#### [EXERCISE DESCRIPTION]
The records should be written out in full, with nothing altered.

-- BEGIN --

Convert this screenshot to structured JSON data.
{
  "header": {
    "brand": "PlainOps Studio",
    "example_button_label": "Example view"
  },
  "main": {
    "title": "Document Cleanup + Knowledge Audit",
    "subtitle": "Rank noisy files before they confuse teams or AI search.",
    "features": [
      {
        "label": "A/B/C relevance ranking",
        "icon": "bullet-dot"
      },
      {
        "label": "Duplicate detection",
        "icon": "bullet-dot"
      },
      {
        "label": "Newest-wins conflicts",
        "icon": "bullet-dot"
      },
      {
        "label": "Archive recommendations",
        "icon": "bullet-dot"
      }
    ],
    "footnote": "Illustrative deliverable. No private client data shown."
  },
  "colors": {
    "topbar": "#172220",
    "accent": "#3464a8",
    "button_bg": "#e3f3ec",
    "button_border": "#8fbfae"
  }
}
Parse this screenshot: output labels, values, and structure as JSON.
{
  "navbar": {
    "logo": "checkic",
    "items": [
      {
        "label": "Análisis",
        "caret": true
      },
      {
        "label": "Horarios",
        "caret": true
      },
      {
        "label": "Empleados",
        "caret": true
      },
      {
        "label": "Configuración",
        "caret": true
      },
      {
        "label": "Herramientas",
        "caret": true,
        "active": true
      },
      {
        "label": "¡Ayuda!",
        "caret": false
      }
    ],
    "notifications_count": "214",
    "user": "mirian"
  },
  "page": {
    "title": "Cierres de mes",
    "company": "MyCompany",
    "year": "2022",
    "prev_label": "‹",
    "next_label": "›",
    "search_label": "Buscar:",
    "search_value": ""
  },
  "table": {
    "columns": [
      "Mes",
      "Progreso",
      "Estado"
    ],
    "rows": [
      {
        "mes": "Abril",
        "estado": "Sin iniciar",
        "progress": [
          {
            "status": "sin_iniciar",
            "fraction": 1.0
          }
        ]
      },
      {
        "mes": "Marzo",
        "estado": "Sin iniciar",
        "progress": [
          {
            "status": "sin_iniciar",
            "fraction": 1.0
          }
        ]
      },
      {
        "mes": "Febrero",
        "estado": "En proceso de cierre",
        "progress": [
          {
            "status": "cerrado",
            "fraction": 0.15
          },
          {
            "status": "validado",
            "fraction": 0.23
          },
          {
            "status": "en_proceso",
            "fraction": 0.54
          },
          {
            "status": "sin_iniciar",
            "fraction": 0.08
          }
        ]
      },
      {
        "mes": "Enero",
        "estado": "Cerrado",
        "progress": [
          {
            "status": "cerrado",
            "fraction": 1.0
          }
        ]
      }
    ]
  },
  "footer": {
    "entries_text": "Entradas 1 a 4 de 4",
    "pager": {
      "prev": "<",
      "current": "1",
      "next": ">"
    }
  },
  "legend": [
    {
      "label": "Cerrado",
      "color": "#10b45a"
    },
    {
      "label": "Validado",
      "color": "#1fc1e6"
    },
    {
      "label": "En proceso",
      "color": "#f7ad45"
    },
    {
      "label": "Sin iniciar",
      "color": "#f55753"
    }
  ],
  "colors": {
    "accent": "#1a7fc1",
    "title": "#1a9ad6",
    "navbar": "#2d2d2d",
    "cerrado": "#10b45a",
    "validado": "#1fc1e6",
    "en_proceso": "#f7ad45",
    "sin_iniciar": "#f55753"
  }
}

-- END --

#### [SOLUTION FOR THIS EXERCISE]
Convert this screenshot to structured JSON data.
{
  "header": {
    "brand": "PlainOps Studio",
    "example_button_label": "Example view"
  },
  "main": {
    "title": "Document Cleanup + Knowledge Audit",
    "subtitle": "Rank noisy files before they confuse teams or AI search.",
    "features": [
      {
        "label": "A/B/C relevance ranking",
        "icon": "bullet-dot"
      },
      {
        "label": "Duplicate detection",
        "icon": "bullet-dot"
      },
      {
        "label": "Newest-wins conflicts",
        "icon": "bullet-dot"
      },
      {
        "label": "Archive recommendations",
        "icon": "bullet-dot"
      }
    ],
    "footnote": "Illustrative deliverable. No private client data shown."
  },
  "colors": {
    "topbar": "#172220",
    "accent": "#3464a8",
    "button_bg": "#e3f3ec",
    "button_border": "#8fbfae"
  }
}
Parse this screenshot: output labels, values, and structure as JSON.
{
  "navbar": {
    "logo": "checkic",
    "items": [
      {
        "label": "Análisis",
        "caret": true
      },
      {
        "label": "Horarios",
        "caret": true
      },
      {
        "label": "Empleados",
        "caret": true
      },
      {
        "label": "Configuración",
        "caret": true
      },
      {
        "label": "Herramientas",
        "caret": true,
        "active": true
      },
      {
        "label": "¡Ayuda!",
        "caret": false
      }
    ],
    "notifications_count": "214",
    "user": "mirian"
  },
  "page": {
    "title": "Cierres de mes",
    "company": "MyCompany",
    "year": "2022",
    "prev_label": "‹",
    "next_label": "›",
    "search_label": "Buscar:",
    "search_value": ""
  },
  "table": {
    "columns": [
      "Mes",
      "Progreso",
      "Estado"
    ],
    "rows": [
      {
        "mes": "Abril",
        "estado": "Sin iniciar",
        "progress": [
          {
            "status": "sin_iniciar",
            "fraction": 1.0
          }
        ]
      },
      {
        "mes": "Marzo",
        "estado": "Sin iniciar",
        "progress": [
          {
            "status": "sin_iniciar",
            "fraction": 1.0
          }
        ]
      },
      {
        "mes": "Febrero",
        "estado": "En proceso de cierre",
        "progress": [
          {
            "status": "cerrado",
            "fraction": 0.15
          },
          {
            "status": "validado",
            "fraction": 0.23
          },
          {
            "status": "en_proceso",
            "fraction": 0.54
          },
          {
            "status": "sin_iniciar",
            "fraction": 0.08
          }
        ]
      },
      {
        "mes": "Enero",
        "estado": "Cerrado",
        "progress": [
          {
            "status": "cerrado",
            "fraction": 1.0
          }
        ]
      }
    ]
  },
  "footer": {
    "entries_text": "Entradas 1 a 4 de 4",
    "pager": {
      "prev": "<",
      "current": "1",
      "next": ">"
    }
  },
  "legend": [
    {
      "label": "Cerrado",
      "color": "#10b45a"
    },
    {
      "label": "Validado",
      "color": "#1fc1e6"
    },
    {
      "label": "En proceso",
      "color": "#f7ad45"
    },
    {
      "label": "Sin iniciar",
      "color": "#f55753"
    }
  ],
  "colors": {
    "accent": "#1a7fc1",
    "title": "#1a9ad6",
    "navbar": "#2d2d2d",
    "cerrado": "#10b45a",
    "validado": "#1fc1e6",
    "en_proceso": "#f7ad45",
    "sin_iniciar": "#f55753"
  }
}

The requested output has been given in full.